Exercise data:
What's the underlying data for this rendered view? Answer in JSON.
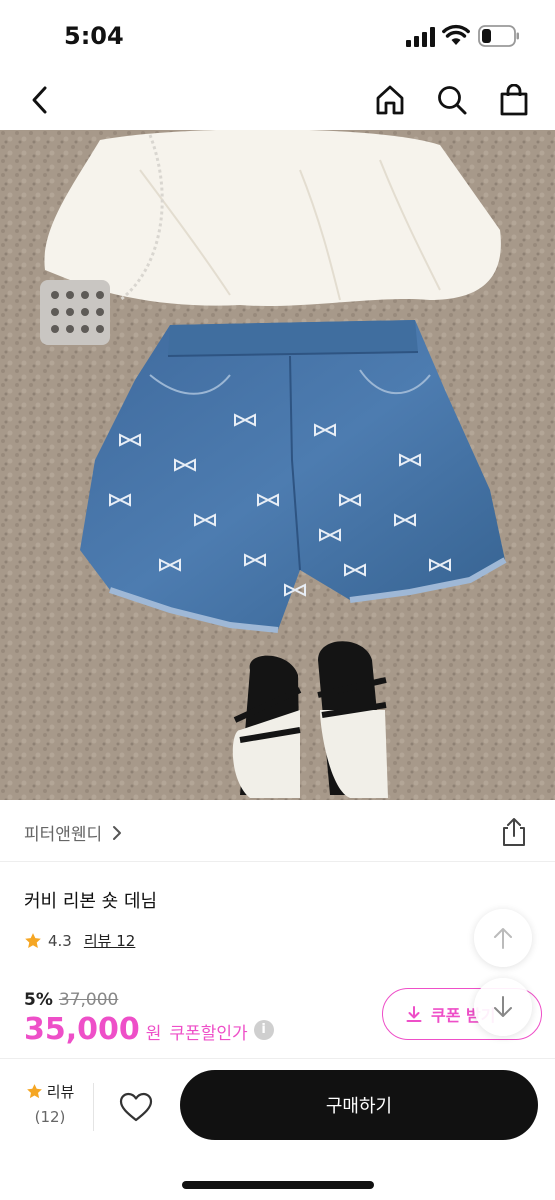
{
  "status_bar": {
    "time": "5:04"
  },
  "nav": {
    "back_icon": "chevron-left-icon",
    "home_icon": "home-icon",
    "search_icon": "search-icon",
    "cart_icon": "shopping-bag-icon"
  },
  "product": {
    "image": "photo of denim shorts with white bow embroidery, white blouse, beaded mini bag and black sandals on a carpet",
    "brand": "피터앤웬디",
    "title": "커비 리본 숏 데님",
    "rating": "4.3",
    "review_link": "리뷰 12",
    "discount_rate": "5%",
    "original_price": "37,000",
    "sale_price": "35,000",
    "currency": "원",
    "coupon_price_label": "쿠폰할인가",
    "coupon_button_label": "쿠폰 받기"
  },
  "bottom_bar": {
    "review_label": "리뷰",
    "review_count": "(12)",
    "buy_label": "구매하기"
  },
  "colors": {
    "accent": "#ee4fc8",
    "star": "#f5a623",
    "buy_button": "#111111"
  }
}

Work required: Repeat all the records above exactly, leaving out any pictures.

Response:
What's the underlying data for this rendered view? Answer in JSON.
{
  "status_bar": {
    "time": "5:04"
  },
  "nav": {
    "back_icon": "chevron-left-icon",
    "home_icon": "home-icon",
    "search_icon": "search-icon",
    "cart_icon": "shopping-bag-icon"
  },
  "product": {
    "image": "photo of denim shorts with white bow embroidery, white blouse, beaded mini bag and black sandals on a carpet",
    "brand": "피터앤웬디",
    "title": "커비 리본 숏 데님",
    "rating": "4.3",
    "review_link": "리뷰 12",
    "discount_rate": "5%",
    "original_price": "37,000",
    "sale_price": "35,000",
    "currency": "원",
    "coupon_price_label": "쿠폰할인가",
    "coupon_button_label": "쿠폰 받기"
  },
  "bottom_bar": {
    "review_label": "리뷰",
    "review_count": "(12)",
    "buy_label": "구매하기"
  },
  "colors": {
    "accent": "#ee4fc8",
    "star": "#f5a623",
    "buy_button": "#111111"
  }
}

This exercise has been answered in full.